### SOURCE
#####

Physics / Review Essay

Vol. 4, NO. 2 / October 2018

Quantum Leaps

Jeremy Bernstein

Letters to the Editors

In response to “Quantum Leaps


There is, thoughtful students agree, no entirely satisfactory interpretation of quantum mechanics. Freeman Dyson argued that the theory applies only to predictions about the future. The past is not probabilistic. What’s done is done. Quantum mechanics does not apply; the past must be described classically. I do not think many other physicists are willing to go this far.

I spent the winter and spring of 1989 at the European Center for Nuclear Research (CERN). Among other things, I was hoping to conduct a series of interviews with John Bell. I had known him for twenty years, but I knew little about his personal history. He told me that he came from a very modest Protestant family in Ireland. Under the normal evolution of things, he would have been expected to drop out of school at fourteen and begin working to support his family. There was no free high school education in Ireland. Realizing that there was something special about Bell, his mother scraped together enough money to allow him to continue his education. He worked his way through college, but soon after he got his undergraduate degree, he went to work for the British nuclear energy program.

Bell’s discontent with the standard formulations of quantum mechanics dated from his undergraduate education. During my interviews, Bell often complained about existing textbooks. None of them discussed the foundations of quantum mechanics coherently. Why didn’t he write his own? Bell said that he was stuck by the incompatibility of quantum mechanics and special relativity. I regret that I did not pursue this with him, although in essays such as “Against ‘Measurement,’” published in 1990, he spells out his dilemma very clearly.1

If it is difficult to reconcile quantum mechanics and special relativity, it is far more difficult to reconcile quantum mechanics and general relativity in a quantum theory of gravity. Léon Rosenfeld took the position that the project was impossible, and so unnecessary. Gravity is macroscopic; quantum events, microscopic. Most physicists argue today that quantum theory must include gravity, simply because quantum mechanics is universal.

Quantum mechanics was created in the mid-1920s and soon after, attempts were made to quantize the electromagnetic field. Quantum electrodynamics contained the mathematics for describing this. In calculating the self-energy of the electron, the theory demanded a parameter for its mass. What was used initially was its bare mass—the mass the electron would have if all its electromagnetic interactions were turned off. Were this to happen, the electron could no longer respond to electric and magnetic fields, and so it would remain opaque to any experiment designed to measure its mass. But its calculation inevitably seemed to involve logarithmically divergent integrals. Things remained this way until just before the Second World War, when Hendrik Kramers introduced a new idea. He suggested that the bare mass of an electron should, in calculations, be replaced by its observable mass. Infinities were swept away. This procedure came to be known as renormalization. After the war, physicists were able to calculate finite perturbations expansions in quantum electrodynamics by renormalizing both the mass and the charge.

#####

(Records from a data source)
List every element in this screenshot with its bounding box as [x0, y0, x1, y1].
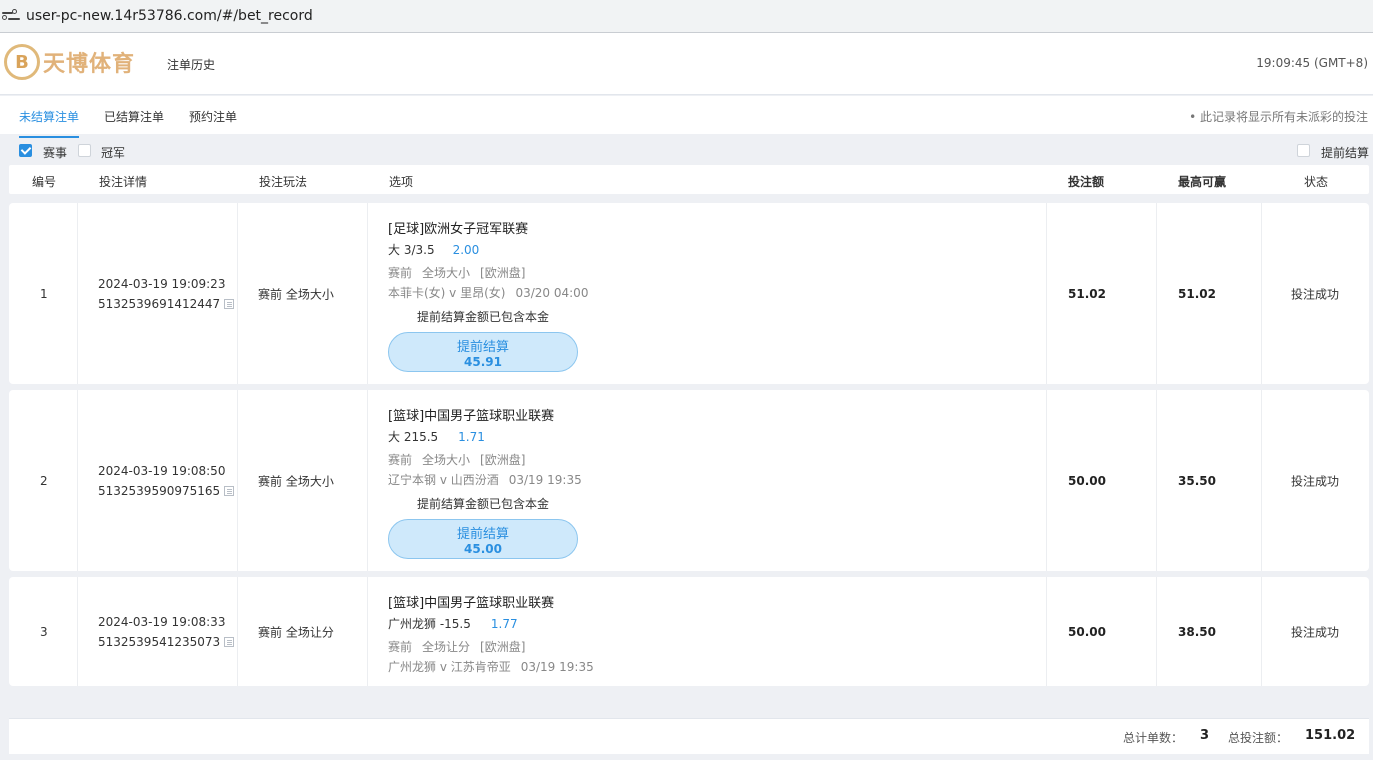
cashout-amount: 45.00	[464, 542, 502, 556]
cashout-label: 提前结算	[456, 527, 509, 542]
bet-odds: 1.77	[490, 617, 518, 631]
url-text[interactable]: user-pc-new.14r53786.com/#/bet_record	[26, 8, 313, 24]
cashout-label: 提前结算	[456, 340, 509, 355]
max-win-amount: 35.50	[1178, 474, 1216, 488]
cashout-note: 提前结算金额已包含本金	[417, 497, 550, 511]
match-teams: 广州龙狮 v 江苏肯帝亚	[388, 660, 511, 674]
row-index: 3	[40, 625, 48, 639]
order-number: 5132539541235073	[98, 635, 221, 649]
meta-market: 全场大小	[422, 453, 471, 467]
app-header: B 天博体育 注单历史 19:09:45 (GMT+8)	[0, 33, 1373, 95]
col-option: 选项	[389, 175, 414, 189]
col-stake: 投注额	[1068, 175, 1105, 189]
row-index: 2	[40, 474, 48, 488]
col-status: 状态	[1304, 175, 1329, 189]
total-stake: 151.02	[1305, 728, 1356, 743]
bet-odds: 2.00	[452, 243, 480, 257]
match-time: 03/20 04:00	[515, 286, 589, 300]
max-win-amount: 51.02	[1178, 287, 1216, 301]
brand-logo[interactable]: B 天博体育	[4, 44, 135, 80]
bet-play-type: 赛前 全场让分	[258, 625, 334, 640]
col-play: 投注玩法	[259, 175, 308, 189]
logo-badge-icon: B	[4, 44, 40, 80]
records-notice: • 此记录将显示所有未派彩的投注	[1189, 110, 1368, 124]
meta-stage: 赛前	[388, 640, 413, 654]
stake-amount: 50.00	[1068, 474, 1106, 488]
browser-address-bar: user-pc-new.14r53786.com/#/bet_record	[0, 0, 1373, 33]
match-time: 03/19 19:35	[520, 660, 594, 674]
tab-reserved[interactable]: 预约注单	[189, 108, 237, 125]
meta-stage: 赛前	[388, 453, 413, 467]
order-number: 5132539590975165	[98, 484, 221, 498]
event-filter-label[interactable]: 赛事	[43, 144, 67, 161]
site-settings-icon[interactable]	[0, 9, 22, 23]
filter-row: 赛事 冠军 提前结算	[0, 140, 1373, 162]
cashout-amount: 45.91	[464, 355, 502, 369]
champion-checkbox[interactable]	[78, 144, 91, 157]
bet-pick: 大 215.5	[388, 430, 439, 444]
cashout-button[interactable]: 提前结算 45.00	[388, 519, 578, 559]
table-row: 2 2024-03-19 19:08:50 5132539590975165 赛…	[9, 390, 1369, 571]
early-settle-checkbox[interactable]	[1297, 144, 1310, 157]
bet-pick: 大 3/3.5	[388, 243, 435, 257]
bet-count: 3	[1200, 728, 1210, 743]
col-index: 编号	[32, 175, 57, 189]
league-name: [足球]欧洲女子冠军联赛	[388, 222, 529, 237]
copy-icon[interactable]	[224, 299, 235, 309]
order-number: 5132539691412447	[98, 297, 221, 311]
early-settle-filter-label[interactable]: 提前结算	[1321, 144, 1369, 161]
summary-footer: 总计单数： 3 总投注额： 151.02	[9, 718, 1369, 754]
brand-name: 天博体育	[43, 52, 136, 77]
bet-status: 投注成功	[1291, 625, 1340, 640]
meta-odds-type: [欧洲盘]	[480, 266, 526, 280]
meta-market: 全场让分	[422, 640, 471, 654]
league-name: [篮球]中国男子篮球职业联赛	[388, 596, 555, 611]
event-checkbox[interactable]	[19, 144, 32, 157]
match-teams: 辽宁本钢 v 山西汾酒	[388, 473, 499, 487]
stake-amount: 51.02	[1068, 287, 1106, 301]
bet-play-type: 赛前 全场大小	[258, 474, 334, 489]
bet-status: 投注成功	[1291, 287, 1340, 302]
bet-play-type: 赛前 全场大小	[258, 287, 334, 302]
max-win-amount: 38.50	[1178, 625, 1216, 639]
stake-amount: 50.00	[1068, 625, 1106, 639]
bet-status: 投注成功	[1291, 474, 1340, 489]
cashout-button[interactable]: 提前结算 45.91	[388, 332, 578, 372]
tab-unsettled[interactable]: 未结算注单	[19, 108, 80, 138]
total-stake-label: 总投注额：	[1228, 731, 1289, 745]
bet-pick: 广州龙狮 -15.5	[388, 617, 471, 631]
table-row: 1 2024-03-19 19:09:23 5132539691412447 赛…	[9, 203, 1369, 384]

#####

### TO-DO LIST
- A) In the letter about quantum mechanics, who suggested replacing the electron's bare mass with its observable mass in calculations?
- B) Pick up the letter about quantum mechanics after its final sentence and carry it forward.
The lines above are separate material, apart from the letter about quantum mechanics.

### RESULTS FOR THE EXERCISE
- A) Hendrik Kramers.

- B)
In 1952, Dyson argued that while the terms in the series expansion

α=e2 / ħc ~ 1 / 137

can be rendered finite in every order, the series itself could not converge. His argument was a masterpiece of simplicity. If the series did converge, it would be an analytic function at α=0. It could then be extended to -α by analytic continuation. In that domain, electrons attract electrons and positrons attract positrons. Because of the Coulomb potential, these states have a larger and larger negative energy as the number of particles, N, increases. Pairs of particles are added to the negative energy as the square of N. The kinetic energy, on the other hand, is positive and increases linearly with N itself. Negative energy outpaces positive energy. In the end, the system collapses.

Divergent series notwithstanding, quantum electrodynamics yielded results of remarkable accuracy. Consider the magnetic moment of the electron. This calculation, which has been calculated up to the fifth order in α, agrees with experiment to ten parts in a billion. If one continued the calculation to higher and higher orders, at some point the series would begin to break down. There is no sign of that as yet. Why not carry out a similar program for gravitation? One can readily write down the Feynman graphs that represent the terms in the expansion. Yet there remains an irremediable difficulty. Every order reveals new types of infinities, and no finite number of renormalizations renders all the terms in the series finite.

The theory is not renormalizable.

Bell and Bohr

Niels Bohr never published a full version of what came to be known as the Copenhagen interpretation of quantum mechanics; disciples spread the word. At the heart of the Copenhagen interpretation is the separation of the world into a measuring apparatus and the system that it measures. The apparatus must be classical. Werner Heisenberg’s uncertainty principle does not apply. The classical world cannot be derived as a limit of quantum mechanics. The distinction accepted, a problem remains. How does a classical apparatus perform measurements on a quantum mechanical system? This process cannot be described by quantum mechanics itself. This infuriated Bell because Bohr was never precise about the distinction between classical and quantum systems.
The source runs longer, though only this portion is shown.